The problem → Can you restate the records below word for word?

━━ Entries supplied ━━

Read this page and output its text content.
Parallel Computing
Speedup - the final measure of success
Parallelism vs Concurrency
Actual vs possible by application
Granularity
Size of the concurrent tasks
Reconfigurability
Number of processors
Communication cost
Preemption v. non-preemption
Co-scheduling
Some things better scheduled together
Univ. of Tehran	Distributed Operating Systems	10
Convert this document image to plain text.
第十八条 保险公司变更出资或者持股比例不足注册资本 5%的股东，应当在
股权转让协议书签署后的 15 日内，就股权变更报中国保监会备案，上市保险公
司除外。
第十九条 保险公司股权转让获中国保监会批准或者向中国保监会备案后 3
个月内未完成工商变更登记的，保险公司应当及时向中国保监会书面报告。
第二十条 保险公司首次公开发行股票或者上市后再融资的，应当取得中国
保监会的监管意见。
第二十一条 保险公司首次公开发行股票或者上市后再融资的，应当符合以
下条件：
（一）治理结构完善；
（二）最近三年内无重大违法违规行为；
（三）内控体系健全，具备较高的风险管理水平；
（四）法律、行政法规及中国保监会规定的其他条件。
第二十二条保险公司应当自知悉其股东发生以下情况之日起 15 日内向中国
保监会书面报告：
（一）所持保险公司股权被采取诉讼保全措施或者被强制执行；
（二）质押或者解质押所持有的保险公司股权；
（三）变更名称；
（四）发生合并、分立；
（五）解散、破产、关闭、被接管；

━━━

Correct output →
Read this page and output its text content.
Parallel Computing
Speedup - the final measure of success
Parallelism vs Concurrency
Actual vs possible by application
Granularity
Size of the concurrent tasks
Reconfigurability
Number of processors
Communication cost
Preemption v. non-preemption
Co-scheduling
Some things better scheduled together
Univ. of Tehran	Distributed Operating Systems	10
Convert this document image to plain text.
第十八条 保险公司变更出资或者持股比例不足注册资本 5%的股东，应当在
股权转让协议书签署后的 15 日内，就股权变更报中国保监会备案，上市保险公
司除外。
第十九条 保险公司股权转让获中国保监会批准或者向中国保监会备案后 3
个月内未完成工商变更登记的，保险公司应当及时向中国保监会书面报告。
第二十条 保险公司首次公开发行股票或者上市后再融资的，应当取得中国
保监会的监管意见。
第二十一条 保险公司首次公开发行股票或者上市后再融资的，应当符合以
下条件：
（一）治理结构完善；
（二）最近三年内无重大违法违规行为；
（三）内控体系健全，具备较高的风险管理水平；
（四）法律、行政法规及中国保监会规定的其他条件。
第二十二条保险公司应当自知悉其股东发生以下情况之日起 15 日内向中国
保监会书面报告：
（一）所持保险公司股权被采取诉讼保全措施或者被强制执行；
（二）质押或者解质押所持有的保险公司股权；
（三）变更名称；
（四）发生合并、分立；
（五）解散、破产、关闭、被接管；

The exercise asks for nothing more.